[EXERCISE]: Each entry, as given, must be output unchanged.

[MATERIAL SUPPLIED]:
========================================================================

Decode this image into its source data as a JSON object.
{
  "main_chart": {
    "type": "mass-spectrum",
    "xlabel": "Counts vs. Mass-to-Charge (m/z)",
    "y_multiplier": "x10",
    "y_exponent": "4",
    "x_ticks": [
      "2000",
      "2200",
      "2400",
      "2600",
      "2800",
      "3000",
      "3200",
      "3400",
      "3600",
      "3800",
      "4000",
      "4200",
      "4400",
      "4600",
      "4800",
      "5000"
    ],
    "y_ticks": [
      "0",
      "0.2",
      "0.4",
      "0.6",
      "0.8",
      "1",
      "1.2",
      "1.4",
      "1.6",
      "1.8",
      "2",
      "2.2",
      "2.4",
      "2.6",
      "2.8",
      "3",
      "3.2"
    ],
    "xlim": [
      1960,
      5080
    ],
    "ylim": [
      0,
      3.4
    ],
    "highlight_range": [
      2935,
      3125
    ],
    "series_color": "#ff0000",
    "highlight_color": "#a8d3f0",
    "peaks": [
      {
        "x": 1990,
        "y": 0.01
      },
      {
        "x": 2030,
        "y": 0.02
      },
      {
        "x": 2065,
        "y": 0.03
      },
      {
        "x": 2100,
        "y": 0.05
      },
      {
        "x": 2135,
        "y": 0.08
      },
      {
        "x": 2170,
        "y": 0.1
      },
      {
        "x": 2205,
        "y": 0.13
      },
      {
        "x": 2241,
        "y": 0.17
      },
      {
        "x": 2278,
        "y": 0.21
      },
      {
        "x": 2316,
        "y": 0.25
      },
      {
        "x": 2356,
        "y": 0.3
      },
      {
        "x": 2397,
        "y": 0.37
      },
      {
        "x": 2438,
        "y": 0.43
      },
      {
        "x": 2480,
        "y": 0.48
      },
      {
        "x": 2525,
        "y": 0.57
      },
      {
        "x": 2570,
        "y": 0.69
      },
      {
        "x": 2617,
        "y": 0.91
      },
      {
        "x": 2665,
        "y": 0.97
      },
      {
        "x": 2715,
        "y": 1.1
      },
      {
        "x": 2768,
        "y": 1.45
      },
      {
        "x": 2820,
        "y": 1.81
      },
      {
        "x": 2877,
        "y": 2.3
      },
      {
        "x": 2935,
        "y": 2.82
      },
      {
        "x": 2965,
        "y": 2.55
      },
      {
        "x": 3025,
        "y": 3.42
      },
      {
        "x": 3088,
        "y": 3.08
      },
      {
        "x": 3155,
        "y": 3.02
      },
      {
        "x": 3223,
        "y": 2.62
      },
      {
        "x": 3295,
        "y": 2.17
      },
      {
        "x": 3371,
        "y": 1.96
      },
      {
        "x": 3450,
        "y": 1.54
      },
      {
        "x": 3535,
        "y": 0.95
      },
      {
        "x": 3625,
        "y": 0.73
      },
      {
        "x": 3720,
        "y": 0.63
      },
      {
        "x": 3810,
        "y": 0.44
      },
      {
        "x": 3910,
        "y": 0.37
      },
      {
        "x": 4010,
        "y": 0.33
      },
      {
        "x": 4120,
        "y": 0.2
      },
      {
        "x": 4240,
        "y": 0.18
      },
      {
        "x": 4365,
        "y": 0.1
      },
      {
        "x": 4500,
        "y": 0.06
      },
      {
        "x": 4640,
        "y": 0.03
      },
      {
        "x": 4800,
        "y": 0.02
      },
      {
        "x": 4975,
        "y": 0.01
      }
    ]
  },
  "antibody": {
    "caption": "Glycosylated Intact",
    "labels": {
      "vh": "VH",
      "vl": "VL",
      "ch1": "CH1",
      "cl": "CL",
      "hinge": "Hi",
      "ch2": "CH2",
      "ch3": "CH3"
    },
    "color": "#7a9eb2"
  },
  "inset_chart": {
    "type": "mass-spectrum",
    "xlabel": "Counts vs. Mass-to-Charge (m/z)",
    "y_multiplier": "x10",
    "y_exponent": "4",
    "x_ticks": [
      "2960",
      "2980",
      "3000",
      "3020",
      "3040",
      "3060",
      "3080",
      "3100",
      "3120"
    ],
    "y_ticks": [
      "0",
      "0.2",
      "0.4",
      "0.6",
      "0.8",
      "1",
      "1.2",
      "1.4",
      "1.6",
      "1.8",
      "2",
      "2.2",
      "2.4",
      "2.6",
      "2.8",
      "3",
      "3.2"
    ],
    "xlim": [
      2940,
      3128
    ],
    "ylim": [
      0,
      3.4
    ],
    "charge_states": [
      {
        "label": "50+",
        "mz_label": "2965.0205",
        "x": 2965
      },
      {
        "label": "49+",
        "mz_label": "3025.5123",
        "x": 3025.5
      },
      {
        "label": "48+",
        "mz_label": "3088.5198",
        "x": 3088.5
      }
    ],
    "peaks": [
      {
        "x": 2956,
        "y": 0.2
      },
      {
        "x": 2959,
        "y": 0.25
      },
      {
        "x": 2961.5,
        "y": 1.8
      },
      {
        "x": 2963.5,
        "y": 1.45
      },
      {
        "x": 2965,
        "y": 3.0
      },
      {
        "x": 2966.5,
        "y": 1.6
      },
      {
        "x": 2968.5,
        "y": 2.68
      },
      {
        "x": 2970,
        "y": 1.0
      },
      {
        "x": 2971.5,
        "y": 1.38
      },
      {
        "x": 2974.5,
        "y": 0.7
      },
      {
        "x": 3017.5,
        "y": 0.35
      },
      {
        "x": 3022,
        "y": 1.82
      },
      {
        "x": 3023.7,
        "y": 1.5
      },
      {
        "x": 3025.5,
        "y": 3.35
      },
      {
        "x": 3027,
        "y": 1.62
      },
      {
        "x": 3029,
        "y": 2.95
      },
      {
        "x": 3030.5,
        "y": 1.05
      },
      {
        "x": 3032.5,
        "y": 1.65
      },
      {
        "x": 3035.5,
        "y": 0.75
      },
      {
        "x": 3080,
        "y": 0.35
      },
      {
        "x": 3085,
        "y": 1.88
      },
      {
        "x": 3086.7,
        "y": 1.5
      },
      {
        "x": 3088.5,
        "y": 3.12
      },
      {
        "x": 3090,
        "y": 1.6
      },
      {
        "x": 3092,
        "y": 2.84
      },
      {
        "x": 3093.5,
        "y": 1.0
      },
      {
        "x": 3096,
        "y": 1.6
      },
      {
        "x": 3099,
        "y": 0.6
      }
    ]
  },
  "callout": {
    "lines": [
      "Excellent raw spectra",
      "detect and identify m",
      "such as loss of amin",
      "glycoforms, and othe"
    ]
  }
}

========================================================================

[EXERCISE SOLUTION]:
Decode this image into its source data as a JSON object.
{
  "main_chart": {
    "type": "mass-spectrum",
    "xlabel": "Counts vs. Mass-to-Charge (m/z)",
    "y_multiplier": "x10",
    "y_exponent": "4",
    "x_ticks": [
      "2000",
      "2200",
      "2400",
      "2600",
      "2800",
      "3000",
      "3200",
      "3400",
      "3600",
      "3800",
      "4000",
      "4200",
      "4400",
      "4600",
      "4800",
      "5000"
    ],
    "y_ticks": [
      "0",
      "0.2",
      "0.4",
      "0.6",
      "0.8",
      "1",
      "1.2",
      "1.4",
      "1.6",
      "1.8",
      "2",
      "2.2",
      "2.4",
      "2.6",
      "2.8",
      "3",
      "3.2"
    ],
    "xlim": [
      1960,
      5080
    ],
    "ylim": [
      0,
      3.4
    ],
    "highlight_range": [
      2935,
      3125
    ],
    "series_color": "#ff0000",
    "highlight_color": "#a8d3f0",
    "peaks": [
      {
        "x": 1990,
        "y": 0.01
      },
      {
        "x": 2030,
        "y": 0.02
      },
      {
        "x": 2065,
        "y": 0.03
      },
      {
        "x": 2100,
        "y": 0.05
      },
      {
        "x": 2135,
        "y": 0.08
      },
      {
        "x": 2170,
        "y": 0.1
      },
      {
        "x": 2205,
        "y": 0.13
      },
      {
        "x": 2241,
        "y": 0.17
      },
      {
        "x": 2278,
        "y": 0.21
      },
      {
        "x": 2316,
        "y": 0.25
      },
      {
        "x": 2356,
        "y": 0.3
      },
      {
        "x": 2397,
        "y": 0.37
      },
      {
        "x": 2438,
        "y": 0.43
      },
      {
        "x": 2480,
        "y": 0.48
      },
      {
        "x": 2525,
        "y": 0.57
      },
      {
        "x": 2570,
        "y": 0.69
      },
      {
        "x": 2617,
        "y": 0.91
      },
      {
        "x": 2665,
        "y": 0.97
      },
      {
        "x": 2715,
        "y": 1.1
      },
      {
        "x": 2768,
        "y": 1.45
      },
      {
        "x": 2820,
        "y": 1.81
      },
      {
        "x": 2877,
        "y": 2.3
      },
      {
        "x": 2935,
        "y": 2.82
      },
      {
        "x": 2965,
        "y": 2.55
      },
      {
        "x": 3025,
        "y": 3.42
      },
      {
        "x": 3088,
        "y": 3.08
      },
      {
        "x": 3155,
        "y": 3.02
      },
      {
        "x": 3223,
        "y": 2.62
      },
      {
        "x": 3295,
        "y": 2.17
      },
      {
        "x": 3371,
        "y": 1.96
      },
      {
        "x": 3450,
        "y": 1.54
      },
      {
        "x": 3535,
        "y": 0.95
      },
      {
        "x": 3625,
        "y": 0.73
      },
      {
        "x": 3720,
        "y": 0.63
      },
      {
        "x": 3810,
        "y": 0.44
      },
      {
        "x": 3910,
        "y": 0.37
      },
      {
        "x": 4010,
        "y": 0.33
      },
      {
        "x": 4120,
        "y": 0.2
      },
      {
        "x": 4240,
        "y": 0.18
      },
      {
        "x": 4365,
        "y": 0.1
      },
      {
        "x": 4500,
        "y": 0.06
      },
      {
        "x": 4640,
        "y": 0.03
      },
      {
        "x": 4800,
        "y": 0.02
      },
      {
        "x": 4975,
        "y": 0.01
      }
    ]
  },
  "antibody": {
    "caption": "Glycosylated Intact",
    "labels": {
      "vh": "VH",
      "vl": "VL",
      "ch1": "CH1",
      "cl": "CL",
      "hinge": "Hi",
      "ch2": "CH2",
      "ch3": "CH3"
    },
    "color": "#7a9eb2"
  },
  "inset_chart": {
    "type": "mass-spectrum",
    "xlabel": "Counts vs. Mass-to-Charge (m/z)",
    "y_multiplier": "x10",
    "y_exponent": "4",
    "x_ticks": [
      "2960",
      "2980",
      "3000",
      "3020",
      "3040",
      "3060",
      "3080",
      "3100",
      "3120"
    ],
    "y_ticks": [
      "0",
      "0.2",
      "0.4",
      "0.6",
      "0.8",
      "1",
      "1.2",
      "1.4",
      "1.6",
      "1.8",
      "2",
      "2.2",
      "2.4",
      "2.6",
      "2.8",
      "3",
      "3.2"
    ],
    "xlim": [
      2940,
      3128
    ],
    "ylim": [
      0,
      3.4
    ],
    "charge_states": [
      {
        "label": "50+",
        "mz_label": "2965.0205",
        "x": 2965
      },
      {
        "label": "49+",
        "mz_label": "3025.5123",
        "x": 3025.5
      },
      {
        "label": "48+",
        "mz_label": "3088.5198",
        "x": 3088.5
      }
    ],
    "peaks": [
      {
        "x": 2956,
        "y": 0.2
      },
      {
        "x": 2959,
        "y": 0.25
      },
      {
        "x": 2961.5,
        "y": 1.8
      },
      {
        "x": 2963.5,
        "y": 1.45
      },
      {
        "x": 2965,
        "y": 3.0
      },
      {
        "x": 2966.5,
        "y": 1.6
      },
      {
        "x": 2968.5,
        "y": 2.68
      },
      {
        "x": 2970,
        "y": 1.0
      },
      {
        "x": 2971.5,
        "y": 1.38
      },
      {
        "x": 2974.5,
        "y": 0.7
      },
      {
        "x": 3017.5,
        "y": 0.35
      },
      {
        "x": 3022,
        "y": 1.82
      },
      {
        "x": 3023.7,
        "y": 1.5
      },
      {
        "x": 3025.5,
        "y": 3.35
      },
      {
        "x": 3027,
        "y": 1.62
      },
      {
        "x": 3029,
        "y": 2.95
      },
      {
        "x": 3030.5,
        "y": 1.05
      },
      {
        "x": 3032.5,
        "y": 1.65
      },
      {
        "x": 3035.5,
        "y": 0.75
      },
      {
        "x": 3080,
        "y": 0.35
      },
      {
        "x": 3085,
        "y": 1.88
      },
      {
        "x": 3086.7,
        "y": 1.5
      },
      {
        "x": 3088.5,
        "y": 3.12
      },
      {
        "x": 3090,
        "y": 1.6
      },
      {
        "x": 3092,
        "y": 2.84
      },
      {
        "x": 3093.5,
        "y": 1.0
      },
      {
        "x": 3096,
        "y": 1.6
      },
      {
        "x": 3099,
        "y": 0.6
      }
    ]
  },
  "callout": {
    "lines": [
      "Excellent raw spectra",
      "detect and identify m",
      "such as loss of amin",
      "glycoforms, and othe"
    ]
  }
}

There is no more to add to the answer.